### GOAL
All entries are to be quoted exactly; the images stay out of the copy.
---
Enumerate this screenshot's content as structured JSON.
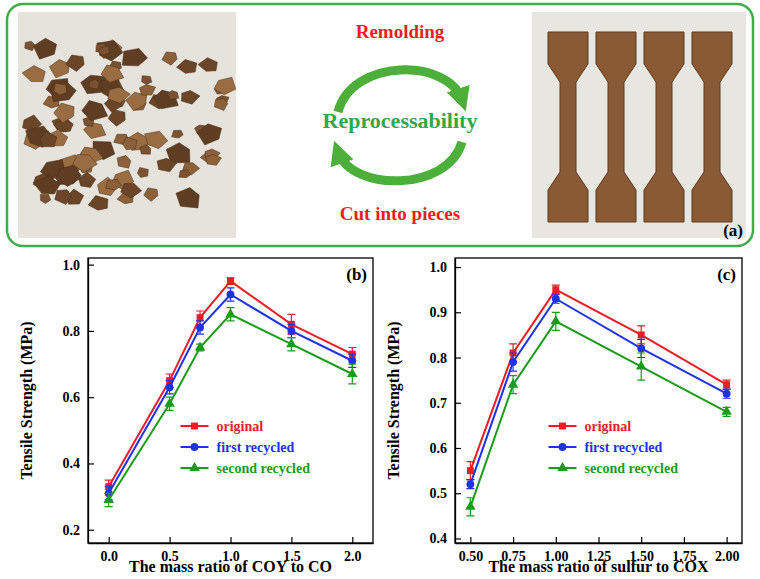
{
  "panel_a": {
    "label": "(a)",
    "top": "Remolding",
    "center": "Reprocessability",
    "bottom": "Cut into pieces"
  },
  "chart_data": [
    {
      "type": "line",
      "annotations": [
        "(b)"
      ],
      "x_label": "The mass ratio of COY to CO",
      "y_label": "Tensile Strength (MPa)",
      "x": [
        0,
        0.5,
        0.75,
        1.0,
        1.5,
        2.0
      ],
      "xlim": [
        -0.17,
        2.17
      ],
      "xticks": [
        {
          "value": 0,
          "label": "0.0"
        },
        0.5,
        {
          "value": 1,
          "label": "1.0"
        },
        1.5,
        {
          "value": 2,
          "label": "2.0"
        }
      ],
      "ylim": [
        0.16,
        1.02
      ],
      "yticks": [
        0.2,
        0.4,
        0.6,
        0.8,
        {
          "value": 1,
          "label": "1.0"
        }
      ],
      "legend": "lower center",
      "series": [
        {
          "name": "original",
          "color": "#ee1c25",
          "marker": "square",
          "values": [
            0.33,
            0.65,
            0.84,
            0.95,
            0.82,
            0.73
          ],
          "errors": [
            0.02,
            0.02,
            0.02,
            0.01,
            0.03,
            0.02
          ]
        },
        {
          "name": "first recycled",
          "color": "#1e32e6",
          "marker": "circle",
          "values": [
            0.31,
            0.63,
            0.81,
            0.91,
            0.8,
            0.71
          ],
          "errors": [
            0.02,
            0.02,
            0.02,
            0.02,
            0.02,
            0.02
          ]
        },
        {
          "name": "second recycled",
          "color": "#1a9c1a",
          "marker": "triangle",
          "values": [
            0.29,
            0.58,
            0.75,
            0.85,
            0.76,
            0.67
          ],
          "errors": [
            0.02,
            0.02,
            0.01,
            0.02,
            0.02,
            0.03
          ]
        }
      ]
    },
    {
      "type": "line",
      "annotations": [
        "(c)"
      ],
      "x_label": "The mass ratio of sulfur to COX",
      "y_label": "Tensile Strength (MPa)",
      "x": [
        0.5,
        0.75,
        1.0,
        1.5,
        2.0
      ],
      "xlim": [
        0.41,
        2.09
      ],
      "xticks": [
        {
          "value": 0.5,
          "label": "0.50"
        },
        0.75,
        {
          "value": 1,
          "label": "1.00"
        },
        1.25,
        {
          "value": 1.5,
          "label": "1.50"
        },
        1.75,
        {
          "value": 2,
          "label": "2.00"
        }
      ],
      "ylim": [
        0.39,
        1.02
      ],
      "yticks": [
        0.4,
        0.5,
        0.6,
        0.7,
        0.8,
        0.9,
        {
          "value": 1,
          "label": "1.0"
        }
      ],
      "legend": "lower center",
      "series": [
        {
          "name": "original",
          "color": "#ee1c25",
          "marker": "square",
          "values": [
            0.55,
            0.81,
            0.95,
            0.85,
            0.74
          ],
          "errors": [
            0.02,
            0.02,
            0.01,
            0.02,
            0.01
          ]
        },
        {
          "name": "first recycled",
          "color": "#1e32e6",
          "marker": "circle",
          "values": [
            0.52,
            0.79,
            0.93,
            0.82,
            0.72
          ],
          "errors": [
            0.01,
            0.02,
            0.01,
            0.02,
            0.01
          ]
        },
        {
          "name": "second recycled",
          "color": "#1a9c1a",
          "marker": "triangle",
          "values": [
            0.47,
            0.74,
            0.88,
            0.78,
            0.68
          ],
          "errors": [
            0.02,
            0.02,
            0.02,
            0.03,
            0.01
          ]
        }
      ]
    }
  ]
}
---
### IN RESPONSE
Enumerate this screenshot's content as structured JSON.
{
  "panel_a": {
    "label": "(a)",
    "top": "Remolding",
    "center": "Reprocessability",
    "bottom": "Cut into pieces"
  },
  "chart_data": [
    {
      "type": "line",
      "annotations": [
        "(b)"
      ],
      "x_label": "The mass ratio of COY to CO",
      "y_label": "Tensile Strength (MPa)",
      "x": [
        0,
        0.5,
        0.75,
        1.0,
        1.5,
        2.0
      ],
      "xlim": [
        -0.17,
        2.17
      ],
      "xticks": [
        {
          "value": 0,
          "label": "0.0"
        },
        0.5,
        {
          "value": 1,
          "label": "1.0"
        },
        1.5,
        {
          "value": 2,
          "label": "2.0"
        }
      ],
      "ylim": [
        0.16,
        1.02
      ],
      "yticks": [
        0.2,
        0.4,
        0.6,
        0.8,
        {
          "value": 1,
          "label": "1.0"
        }
      ],
      "legend": "lower center",
      "series": [
        {
          "name": "original",
          "color": "#ee1c25",
          "marker": "square",
          "values": [
            0.33,
            0.65,
            0.84,
            0.95,
            0.82,
            0.73
          ],
          "errors": [
            0.02,
            0.02,
            0.02,
            0.01,
            0.03,
            0.02
          ]
        },
        {
          "name": "first recycled",
          "color": "#1e32e6",
          "marker": "circle",
          "values": [
            0.31,
            0.63,
            0.81,
            0.91,
            0.8,
            0.71
          ],
          "errors": [
            0.02,
            0.02,
            0.02,
            0.02,
            0.02,
            0.02
          ]
        },
        {
          "name": "second recycled",
          "color": "#1a9c1a",
          "marker": "triangle",
          "values": [
            0.29,
            0.58,
            0.75,
            0.85,
            0.76,
            0.67
          ],
          "errors": [
            0.02,
            0.02,
            0.01,
            0.02,
            0.02,
            0.03
          ]
        }
      ]
    },
    {
      "type": "line",
      "annotations": [
        "(c)"
      ],
      "x_label": "The mass ratio of sulfur to COX",
      "y_label": "Tensile Strength (MPa)",
      "x": [
        0.5,
        0.75,
        1.0,
        1.5,
        2.0
      ],
      "xlim": [
        0.41,
        2.09
      ],
      "xticks": [
        {
          "value": 0.5,
          "label": "0.50"
        },
        0.75,
        {
          "value": 1,
          "label": "1.00"
        },
        1.25,
        {
          "value": 1.5,
          "label": "1.50"
        },
        1.75,
        {
          "value": 2,
          "label": "2.00"
        }
      ],
      "ylim": [
        0.39,
        1.02
      ],
      "yticks": [
        0.4,
        0.5,
        0.6,
        0.7,
        0.8,
        0.9,
        {
          "value": 1,
          "label": "1.0"
        }
      ],
      "legend": "lower center",
      "series": [
        {
          "name": "original",
          "color": "#ee1c25",
          "marker": "square",
          "values": [
            0.55,
            0.81,
            0.95,
            0.85,
            0.74
          ],
          "errors": [
            0.02,
            0.02,
            0.01,
            0.02,
            0.01
          ]
        },
        {
          "name": "first recycled",
          "color": "#1e32e6",
          "marker": "circle",
          "values": [
            0.52,
            0.79,
            0.93,
            0.82,
            0.72
          ],
          "errors": [
            0.01,
            0.02,
            0.01,
            0.02,
            0.01
          ]
        },
        {
          "name": "second recycled",
          "color": "#1a9c1a",
          "marker": "triangle",
          "values": [
            0.47,
            0.74,
            0.88,
            0.78,
            0.68
          ],
          "errors": [
            0.02,
            0.02,
            0.02,
            0.03,
            0.01
          ]
        }
      ]
    }
  ]
}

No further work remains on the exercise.